Write out every entry exactly as it appears.

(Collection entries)
-- start --

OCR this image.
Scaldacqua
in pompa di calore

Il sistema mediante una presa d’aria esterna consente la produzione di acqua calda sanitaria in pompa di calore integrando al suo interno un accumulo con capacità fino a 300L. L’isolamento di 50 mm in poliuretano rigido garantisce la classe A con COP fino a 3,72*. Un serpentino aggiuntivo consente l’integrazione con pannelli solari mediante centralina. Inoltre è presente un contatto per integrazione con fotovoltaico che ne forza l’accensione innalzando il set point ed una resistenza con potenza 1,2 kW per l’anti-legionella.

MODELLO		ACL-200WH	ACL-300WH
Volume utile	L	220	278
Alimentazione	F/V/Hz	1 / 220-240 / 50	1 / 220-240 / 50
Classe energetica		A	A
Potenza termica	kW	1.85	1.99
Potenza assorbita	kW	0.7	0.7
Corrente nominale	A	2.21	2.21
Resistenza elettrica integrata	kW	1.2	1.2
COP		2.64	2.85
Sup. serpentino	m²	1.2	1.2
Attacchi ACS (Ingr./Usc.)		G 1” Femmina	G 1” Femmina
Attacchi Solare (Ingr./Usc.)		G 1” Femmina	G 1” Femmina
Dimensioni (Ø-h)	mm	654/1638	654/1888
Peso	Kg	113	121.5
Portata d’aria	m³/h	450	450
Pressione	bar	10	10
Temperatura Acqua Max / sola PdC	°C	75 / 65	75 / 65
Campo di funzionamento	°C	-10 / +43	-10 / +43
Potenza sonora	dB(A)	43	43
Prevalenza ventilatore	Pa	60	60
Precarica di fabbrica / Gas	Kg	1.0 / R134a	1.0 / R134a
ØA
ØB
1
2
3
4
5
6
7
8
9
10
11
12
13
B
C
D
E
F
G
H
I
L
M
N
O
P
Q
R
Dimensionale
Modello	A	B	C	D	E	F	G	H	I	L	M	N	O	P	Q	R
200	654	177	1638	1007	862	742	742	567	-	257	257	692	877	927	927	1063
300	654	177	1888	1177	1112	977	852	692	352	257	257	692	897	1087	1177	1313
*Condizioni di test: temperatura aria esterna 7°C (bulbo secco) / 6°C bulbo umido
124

-- end --

# WRITTEN ANSWER
OCR this image.
Scaldacqua
in pompa di calore

Il sistema mediante una presa d’aria esterna consente la produzione di acqua calda sanitaria in pompa di calore integrando al suo interno un accumulo con capacità fino a 300L. L’isolamento di 50 mm in poliuretano rigido garantisce la classe A con COP fino a 3,72*. Un serpentino aggiuntivo consente l’integrazione con pannelli solari mediante centralina. Inoltre è presente un contatto per integrazione con fotovoltaico che ne forza l’accensione innalzando il set point ed una resistenza con potenza 1,2 kW per l’anti-legionella.

MODELLO		ACL-200WH	ACL-300WH
Volume utile	L	220	278
Alimentazione	F/V/Hz	1 / 220-240 / 50	1 / 220-240 / 50
Classe energetica		A	A
Potenza termica	kW	1.85	1.99
Potenza assorbita	kW	0.7	0.7
Corrente nominale	A	2.21	2.21
Resistenza elettrica integrata	kW	1.2	1.2
COP		2.64	2.85
Sup. serpentino	m²	1.2	1.2
Attacchi ACS (Ingr./Usc.)		G 1” Femmina	G 1” Femmina
Attacchi Solare (Ingr./Usc.)		G 1” Femmina	G 1” Femmina
Dimensioni (Ø-h)	mm	654/1638	654/1888
Peso	Kg	113	121.5
Portata d’aria	m³/h	450	450
Pressione	bar	10	10
Temperatura Acqua Max / sola PdC	°C	75 / 65	75 / 65
Campo di funzionamento	°C	-10 / +43	-10 / +43
Potenza sonora	dB(A)	43	43
Prevalenza ventilatore	Pa	60	60
Precarica di fabbrica / Gas	Kg	1.0 / R134a	1.0 / R134a
ØA
ØB
1
2
3
4
5
6
7
8
9
10
11
12
13
B
C
D
E
F
G
H
I
L
M
N
O
P
Q
R
Dimensionale
Modello	A	B	C	D	E	F	G	H	I	L	M	N	O	P	Q	R
200	654	177	1638	1007	862	742	742	567	-	257	257	692	877	927	927	1063
300	654	177	1888	1177	1112	977	852	692	352	257	257	692	897	1087	1177	1313
*Condizioni di test: temperatura aria esterna 7°C (bulbo secco) / 6°C bulbo umido
124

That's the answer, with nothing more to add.